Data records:
————

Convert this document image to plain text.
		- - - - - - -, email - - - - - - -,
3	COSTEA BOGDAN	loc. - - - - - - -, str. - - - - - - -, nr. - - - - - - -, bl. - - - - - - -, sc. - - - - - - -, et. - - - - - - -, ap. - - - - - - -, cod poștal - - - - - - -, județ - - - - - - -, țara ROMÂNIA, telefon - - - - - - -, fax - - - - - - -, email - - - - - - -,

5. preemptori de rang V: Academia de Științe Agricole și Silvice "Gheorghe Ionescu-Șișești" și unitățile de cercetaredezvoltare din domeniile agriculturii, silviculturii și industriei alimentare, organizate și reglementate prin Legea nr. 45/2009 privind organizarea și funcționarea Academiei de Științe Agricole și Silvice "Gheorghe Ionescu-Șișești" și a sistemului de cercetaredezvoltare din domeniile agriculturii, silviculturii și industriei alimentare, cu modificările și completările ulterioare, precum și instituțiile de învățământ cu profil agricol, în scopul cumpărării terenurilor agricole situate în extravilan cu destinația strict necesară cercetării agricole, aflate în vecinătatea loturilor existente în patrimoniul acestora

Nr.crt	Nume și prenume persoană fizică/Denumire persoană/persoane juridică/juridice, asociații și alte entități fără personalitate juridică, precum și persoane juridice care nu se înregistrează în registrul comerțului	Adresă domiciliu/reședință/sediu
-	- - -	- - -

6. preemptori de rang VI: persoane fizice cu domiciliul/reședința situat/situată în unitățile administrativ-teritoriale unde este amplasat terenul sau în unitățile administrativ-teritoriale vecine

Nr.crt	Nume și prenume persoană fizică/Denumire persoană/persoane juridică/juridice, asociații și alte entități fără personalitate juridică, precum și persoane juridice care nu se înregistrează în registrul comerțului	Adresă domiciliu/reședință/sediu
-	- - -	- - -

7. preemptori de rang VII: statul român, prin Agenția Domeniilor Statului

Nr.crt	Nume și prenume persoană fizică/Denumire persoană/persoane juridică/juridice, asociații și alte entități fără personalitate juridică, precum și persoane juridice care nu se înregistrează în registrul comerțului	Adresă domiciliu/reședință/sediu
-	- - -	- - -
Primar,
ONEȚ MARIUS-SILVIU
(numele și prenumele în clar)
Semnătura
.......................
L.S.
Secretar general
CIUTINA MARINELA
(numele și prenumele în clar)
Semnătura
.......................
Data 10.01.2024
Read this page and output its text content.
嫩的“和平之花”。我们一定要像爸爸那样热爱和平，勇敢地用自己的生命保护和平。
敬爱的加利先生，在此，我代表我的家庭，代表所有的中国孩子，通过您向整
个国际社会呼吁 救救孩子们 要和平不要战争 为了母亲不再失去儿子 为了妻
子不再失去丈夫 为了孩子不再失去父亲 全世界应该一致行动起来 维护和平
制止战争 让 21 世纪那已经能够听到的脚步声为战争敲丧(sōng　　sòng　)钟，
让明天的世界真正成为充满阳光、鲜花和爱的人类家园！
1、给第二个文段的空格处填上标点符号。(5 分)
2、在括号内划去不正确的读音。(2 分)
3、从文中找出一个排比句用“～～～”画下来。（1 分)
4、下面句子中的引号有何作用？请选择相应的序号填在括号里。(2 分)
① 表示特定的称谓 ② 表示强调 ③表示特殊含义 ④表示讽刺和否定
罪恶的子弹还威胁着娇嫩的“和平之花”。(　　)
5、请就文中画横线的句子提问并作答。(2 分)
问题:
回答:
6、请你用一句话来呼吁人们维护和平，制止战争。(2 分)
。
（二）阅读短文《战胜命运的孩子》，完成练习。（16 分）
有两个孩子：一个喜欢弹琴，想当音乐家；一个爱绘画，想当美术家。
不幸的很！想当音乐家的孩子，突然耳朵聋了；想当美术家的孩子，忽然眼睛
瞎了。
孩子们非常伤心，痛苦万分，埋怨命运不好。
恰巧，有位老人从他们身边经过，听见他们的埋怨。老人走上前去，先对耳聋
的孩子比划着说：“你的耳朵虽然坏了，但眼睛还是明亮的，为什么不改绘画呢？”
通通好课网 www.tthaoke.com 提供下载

————

▶ TO BE DONE
Spot every line that holds "制止战争" and copy it.

▶ RESULT OF THIS TASK
制止战争 让 21 世纪那已经能够听到的脚步声为战争敲丧(sōng　　sòng　)钟，
6、请你用一句话来呼吁人们维护和平，制止战争。(2 分)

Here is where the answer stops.